Every line below must be reproduced exactly. Copy them all.

- **Data section**:

┌──

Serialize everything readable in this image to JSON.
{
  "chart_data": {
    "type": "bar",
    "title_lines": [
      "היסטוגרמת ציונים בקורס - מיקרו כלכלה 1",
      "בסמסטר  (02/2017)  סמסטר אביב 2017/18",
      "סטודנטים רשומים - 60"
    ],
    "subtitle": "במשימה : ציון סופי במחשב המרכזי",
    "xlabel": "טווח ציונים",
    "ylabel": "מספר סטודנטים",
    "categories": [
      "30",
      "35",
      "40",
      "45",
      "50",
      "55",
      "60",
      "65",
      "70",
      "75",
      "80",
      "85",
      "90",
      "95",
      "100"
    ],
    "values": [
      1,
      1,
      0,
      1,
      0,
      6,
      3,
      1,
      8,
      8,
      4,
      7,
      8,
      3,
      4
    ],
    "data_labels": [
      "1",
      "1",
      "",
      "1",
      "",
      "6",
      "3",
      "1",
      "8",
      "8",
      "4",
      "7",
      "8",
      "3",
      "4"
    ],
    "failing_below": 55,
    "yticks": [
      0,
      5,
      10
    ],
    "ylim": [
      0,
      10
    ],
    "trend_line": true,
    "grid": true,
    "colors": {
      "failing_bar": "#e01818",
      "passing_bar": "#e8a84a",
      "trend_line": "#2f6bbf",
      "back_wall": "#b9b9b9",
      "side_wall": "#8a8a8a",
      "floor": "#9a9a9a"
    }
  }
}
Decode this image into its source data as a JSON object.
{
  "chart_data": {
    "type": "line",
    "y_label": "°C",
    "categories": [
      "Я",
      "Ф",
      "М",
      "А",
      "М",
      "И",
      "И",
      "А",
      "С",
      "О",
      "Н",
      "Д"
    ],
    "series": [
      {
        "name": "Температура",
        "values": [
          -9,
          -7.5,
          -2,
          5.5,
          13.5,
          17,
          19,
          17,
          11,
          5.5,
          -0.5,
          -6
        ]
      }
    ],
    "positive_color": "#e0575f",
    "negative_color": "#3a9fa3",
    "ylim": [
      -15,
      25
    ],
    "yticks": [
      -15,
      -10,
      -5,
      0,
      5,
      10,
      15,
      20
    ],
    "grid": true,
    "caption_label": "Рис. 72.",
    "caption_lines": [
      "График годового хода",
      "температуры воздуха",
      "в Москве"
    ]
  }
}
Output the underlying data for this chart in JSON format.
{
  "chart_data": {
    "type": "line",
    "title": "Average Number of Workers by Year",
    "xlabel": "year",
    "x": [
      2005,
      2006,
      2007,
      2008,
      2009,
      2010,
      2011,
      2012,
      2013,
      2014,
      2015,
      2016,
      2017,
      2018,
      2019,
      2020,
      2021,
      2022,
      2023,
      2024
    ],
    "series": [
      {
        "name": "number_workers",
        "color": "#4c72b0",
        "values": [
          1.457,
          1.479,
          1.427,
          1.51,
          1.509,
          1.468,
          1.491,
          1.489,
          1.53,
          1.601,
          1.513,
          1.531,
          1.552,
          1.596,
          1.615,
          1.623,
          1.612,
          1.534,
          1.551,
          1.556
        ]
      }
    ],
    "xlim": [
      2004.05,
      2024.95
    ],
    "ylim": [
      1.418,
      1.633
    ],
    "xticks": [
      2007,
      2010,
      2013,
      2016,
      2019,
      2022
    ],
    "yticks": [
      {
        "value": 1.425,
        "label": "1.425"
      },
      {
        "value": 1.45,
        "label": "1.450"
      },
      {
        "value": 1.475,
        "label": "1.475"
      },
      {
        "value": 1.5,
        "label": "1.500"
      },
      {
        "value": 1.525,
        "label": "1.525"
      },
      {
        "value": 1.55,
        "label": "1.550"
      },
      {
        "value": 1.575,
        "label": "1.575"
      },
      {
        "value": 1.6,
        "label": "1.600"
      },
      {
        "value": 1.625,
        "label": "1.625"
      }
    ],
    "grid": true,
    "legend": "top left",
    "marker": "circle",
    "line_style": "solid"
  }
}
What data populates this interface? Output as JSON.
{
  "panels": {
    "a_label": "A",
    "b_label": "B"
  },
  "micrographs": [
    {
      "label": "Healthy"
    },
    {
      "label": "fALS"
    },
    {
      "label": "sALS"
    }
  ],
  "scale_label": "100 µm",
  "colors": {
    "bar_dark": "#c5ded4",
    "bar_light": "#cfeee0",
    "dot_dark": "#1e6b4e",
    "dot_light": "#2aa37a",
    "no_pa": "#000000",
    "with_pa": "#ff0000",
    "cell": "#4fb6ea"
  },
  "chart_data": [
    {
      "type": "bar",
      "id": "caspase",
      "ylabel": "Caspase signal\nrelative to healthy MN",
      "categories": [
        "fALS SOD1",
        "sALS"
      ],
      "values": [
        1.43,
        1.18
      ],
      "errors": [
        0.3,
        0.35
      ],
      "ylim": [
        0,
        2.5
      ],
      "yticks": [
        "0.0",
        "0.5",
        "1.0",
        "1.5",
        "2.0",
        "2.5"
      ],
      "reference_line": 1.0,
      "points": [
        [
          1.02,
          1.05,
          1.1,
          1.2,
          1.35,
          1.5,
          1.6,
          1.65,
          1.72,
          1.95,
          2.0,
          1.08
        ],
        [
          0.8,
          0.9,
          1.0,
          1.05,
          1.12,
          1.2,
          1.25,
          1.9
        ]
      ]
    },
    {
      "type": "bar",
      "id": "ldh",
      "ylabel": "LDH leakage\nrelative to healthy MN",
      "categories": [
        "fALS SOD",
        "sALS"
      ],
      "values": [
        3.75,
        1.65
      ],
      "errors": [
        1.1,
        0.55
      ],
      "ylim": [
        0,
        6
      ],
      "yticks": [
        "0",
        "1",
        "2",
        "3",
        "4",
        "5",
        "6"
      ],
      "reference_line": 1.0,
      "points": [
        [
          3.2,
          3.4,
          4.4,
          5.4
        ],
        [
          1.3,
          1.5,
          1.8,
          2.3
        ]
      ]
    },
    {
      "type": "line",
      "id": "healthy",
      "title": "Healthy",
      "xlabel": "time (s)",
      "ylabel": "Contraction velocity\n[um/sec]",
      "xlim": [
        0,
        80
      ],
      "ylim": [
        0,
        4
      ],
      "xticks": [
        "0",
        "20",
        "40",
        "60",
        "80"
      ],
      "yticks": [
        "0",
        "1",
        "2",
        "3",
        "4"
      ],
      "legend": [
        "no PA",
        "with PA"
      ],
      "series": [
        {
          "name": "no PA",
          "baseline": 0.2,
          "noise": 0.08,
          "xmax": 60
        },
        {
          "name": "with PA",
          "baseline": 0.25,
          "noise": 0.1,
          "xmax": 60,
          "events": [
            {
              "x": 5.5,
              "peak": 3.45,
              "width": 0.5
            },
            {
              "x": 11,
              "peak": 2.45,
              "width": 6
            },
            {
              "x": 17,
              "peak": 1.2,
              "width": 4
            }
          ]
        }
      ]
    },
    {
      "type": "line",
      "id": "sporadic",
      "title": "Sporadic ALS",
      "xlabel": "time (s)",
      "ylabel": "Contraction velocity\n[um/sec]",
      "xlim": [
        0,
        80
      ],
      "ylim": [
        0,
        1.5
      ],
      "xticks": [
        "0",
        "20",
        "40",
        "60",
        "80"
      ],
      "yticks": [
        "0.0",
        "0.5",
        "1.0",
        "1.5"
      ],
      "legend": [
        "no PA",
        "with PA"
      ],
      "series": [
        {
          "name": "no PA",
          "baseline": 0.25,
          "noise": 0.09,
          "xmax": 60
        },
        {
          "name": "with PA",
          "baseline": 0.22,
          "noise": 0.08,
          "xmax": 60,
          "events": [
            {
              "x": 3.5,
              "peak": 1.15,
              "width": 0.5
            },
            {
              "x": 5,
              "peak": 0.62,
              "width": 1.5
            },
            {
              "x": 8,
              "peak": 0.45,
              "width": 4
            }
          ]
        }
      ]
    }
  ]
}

└──

- **Expected answer**:
Serialize everything readable in this image to JSON.
{
  "chart_data": {
    "type": "bar",
    "title_lines": [
      "היסטוגרמת ציונים בקורס - מיקרו כלכלה 1",
      "בסמסטר  (02/2017)  סמסטר אביב 2017/18",
      "סטודנטים רשומים - 60"
    ],
    "subtitle": "במשימה : ציון סופי במחשב המרכזי",
    "xlabel": "טווח ציונים",
    "ylabel": "מספר סטודנטים",
    "categories": [
      "30",
      "35",
      "40",
      "45",
      "50",
      "55",
      "60",
      "65",
      "70",
      "75",
      "80",
      "85",
      "90",
      "95",
      "100"
    ],
    "values": [
      1,
      1,
      0,
      1,
      0,
      6,
      3,
      1,
      8,
      8,
      4,
      7,
      8,
      3,
      4
    ],
    "data_labels": [
      "1",
      "1",
      "",
      "1",
      "",
      "6",
      "3",
      "1",
      "8",
      "8",
      "4",
      "7",
      "8",
      "3",
      "4"
    ],
    "failing_below": 55,
    "yticks": [
      0,
      5,
      10
    ],
    "ylim": [
      0,
      10
    ],
    "trend_line": true,
    "grid": true,
    "colors": {
      "failing_bar": "#e01818",
      "passing_bar": "#e8a84a",
      "trend_line": "#2f6bbf",
      "back_wall": "#b9b9b9",
      "side_wall": "#8a8a8a",
      "floor": "#9a9a9a"
    }
  }
}
Decode this image into its source data as a JSON object.
{
  "chart_data": {
    "type": "line",
    "y_label": "°C",
    "categories": [
      "Я",
      "Ф",
      "М",
      "А",
      "М",
      "И",
      "И",
      "А",
      "С",
      "О",
      "Н",
      "Д"
    ],
    "series": [
      {
        "name": "Температура",
        "values": [
          -9,
          -7.5,
          -2,
          5.5,
          13.5,
          17,
          19,
          17,
          11,
          5.5,
          -0.5,
          -6
        ]
      }
    ],
    "positive_color": "#e0575f",
    "negative_color": "#3a9fa3",
    "ylim": [
      -15,
      25
    ],
    "yticks": [
      -15,
      -10,
      -5,
      0,
      5,
      10,
      15,
      20
    ],
    "grid": true,
    "caption_label": "Рис. 72.",
    "caption_lines": [
      "График годового хода",
      "температуры воздуха",
      "в Москве"
    ]
  }
}
Output the underlying data for this chart in JSON format.
{
  "chart_data": {
    "type": "line",
    "title": "Average Number of Workers by Year",
    "xlabel": "year",
    "x": [
      2005,
      2006,
      2007,
      2008,
      2009,
      2010,
      2011,
      2012,
      2013,
      2014,
      2015,
      2016,
      2017,
      2018,
      2019,
      2020,
      2021,
      2022,
      2023,
      2024
    ],
    "series": [
      {
        "name": "number_workers",
        "color": "#4c72b0",
        "values": [
          1.457,
          1.479,
          1.427,
          1.51,
          1.509,
          1.468,
          1.491,
          1.489,
          1.53,
          1.601,
          1.513,
          1.531,
          1.552,
          1.596,
          1.615,
          1.623,
          1.612,
          1.534,
          1.551,
          1.556
        ]
      }
    ],
    "xlim": [
      2004.05,
      2024.95
    ],
    "ylim": [
      1.418,
      1.633
    ],
    "xticks": [
      2007,
      2010,
      2013,
      2016,
      2019,
      2022
    ],
    "yticks": [
      {
        "value": 1.425,
        "label": "1.425"
      },
      {
        "value": 1.45,
        "label": "1.450"
      },
      {
        "value": 1.475,
        "label": "1.475"
      },
      {
        "value": 1.5,
        "label": "1.500"
      },
      {
        "value": 1.525,
        "label": "1.525"
      },
      {
        "value": 1.55,
        "label": "1.550"
      },
      {
        "value": 1.575,
        "label": "1.575"
      },
      {
        "value": 1.6,
        "label": "1.600"
      },
      {
        "value": 1.625,
        "label": "1.625"
      }
    ],
    "grid": true,
    "legend": "top left",
    "marker": "circle",
    "line_style": "solid"
  }
}
What data populates this interface? Output as JSON.
{
  "panels": {
    "a_label": "A",
    "b_label": "B"
  },
  "micrographs": [
    {
      "label": "Healthy"
    },
    {
      "label": "fALS"
    },
    {
      "label": "sALS"
    }
  ],
  "scale_label": "100 µm",
  "colors": {
    "bar_dark": "#c5ded4",
    "bar_light": "#cfeee0",
    "dot_dark": "#1e6b4e",
    "dot_light": "#2aa37a",
    "no_pa": "#000000",
    "with_pa": "#ff0000",
    "cell": "#4fb6ea"
  },
  "chart_data": [
    {
      "type": "bar",
      "id": "caspase",
      "ylabel": "Caspase signal\nrelative to healthy MN",
      "categories": [
        "fALS SOD1",
        "sALS"
      ],
      "values": [
        1.43,
        1.18
      ],
      "errors": [
        0.3,
        0.35
      ],
      "ylim": [
        0,
        2.5
      ],
      "yticks": [
        "0.0",
        "0.5",
        "1.0",
        "1.5",
        "2.0",
        "2.5"
      ],
      "reference_line": 1.0,
      "points": [
        [
          1.02,
          1.05,
          1.1,
          1.2,
          1.35,
          1.5,
          1.6,
          1.65,
          1.72,
          1.95,
          2.0,
          1.08
        ],
        [
          0.8,
          0.9,
          1.0,
          1.05,
          1.12,
          1.2,
          1.25,
          1.9
        ]
      ]
    },
    {
      "type": "bar",
      "id": "ldh",
      "ylabel": "LDH leakage\nrelative to healthy MN",
      "categories": [
        "fALS SOD",
        "sALS"
      ],
      "values": [
        3.75,
        1.65
      ],
      "errors": [
        1.1,
        0.55
      ],
      "ylim": [
        0,
        6
      ],
      "yticks": [
        "0",
        "1",
        "2",
        "3",
        "4",
        "5",
        "6"
      ],
      "reference_line": 1.0,
      "points": [
        [
          3.2,
          3.4,
          4.4,
          5.4
        ],
        [
          1.3,
          1.5,
          1.8,
          2.3
        ]
      ]
    },
    {
      "type": "line",
      "id": "healthy",
      "title": "Healthy",
      "xlabel": "time (s)",
      "ylabel": "Contraction velocity\n[um/sec]",
      "xlim": [
        0,
        80
      ],
      "ylim": [
        0,
        4
      ],
      "xticks": [
        "0",
        "20",
        "40",
        "60",
        "80"
      ],
      "yticks": [
        "0",
        "1",
        "2",
        "3",
        "4"
      ],
      "legend": [
        "no PA",
        "with PA"
      ],
      "series": [
        {
          "name": "no PA",
          "baseline": 0.2,
          "noise": 0.08,
          "xmax": 60
        },
        {
          "name": "with PA",
          "baseline": 0.25,
          "noise": 0.1,
          "xmax": 60,
          "events": [
            {
              "x": 5.5,
              "peak": 3.45,
              "width": 0.5
            },
            {
              "x": 11,
              "peak": 2.45,
              "width": 6
            },
            {
              "x": 17,
              "peak": 1.2,
              "width": 4
            }
          ]
        }
      ]
    },
    {
      "type": "line",
      "id": "sporadic",
      "title": "Sporadic ALS",
      "xlabel": "time (s)",
      "ylabel": "Contraction velocity\n[um/sec]",
      "xlim": [
        0,
        80
      ],
      "ylim": [
        0,
        1.5
      ],
      "xticks": [
        "0",
        "20",
        "40",
        "60",
        "80"
      ],
      "yticks": [
        "0.0",
        "0.5",
        "1.0",
        "1.5"
      ],
      "legend": [
        "no PA",
        "with PA"
      ],
      "series": [
        {
          "name": "no PA",
          "baseline": 0.25,
          "noise": 0.09,
          "xmax": 60
        },
        {
          "name": "with PA",
          "baseline": 0.22,
          "noise": 0.08,
          "xmax": 60,
          "events": [
            {
              "x": 3.5,
              "peak": 1.15,
              "width": 0.5
            },
            {
              "x": 5,
              "peak": 0.62,
              "width": 1.5
            },
            {
              "x": 8,
              "peak": 0.45,
              "width": 4
            }
          ]
        }
      ]
    }
  ]
}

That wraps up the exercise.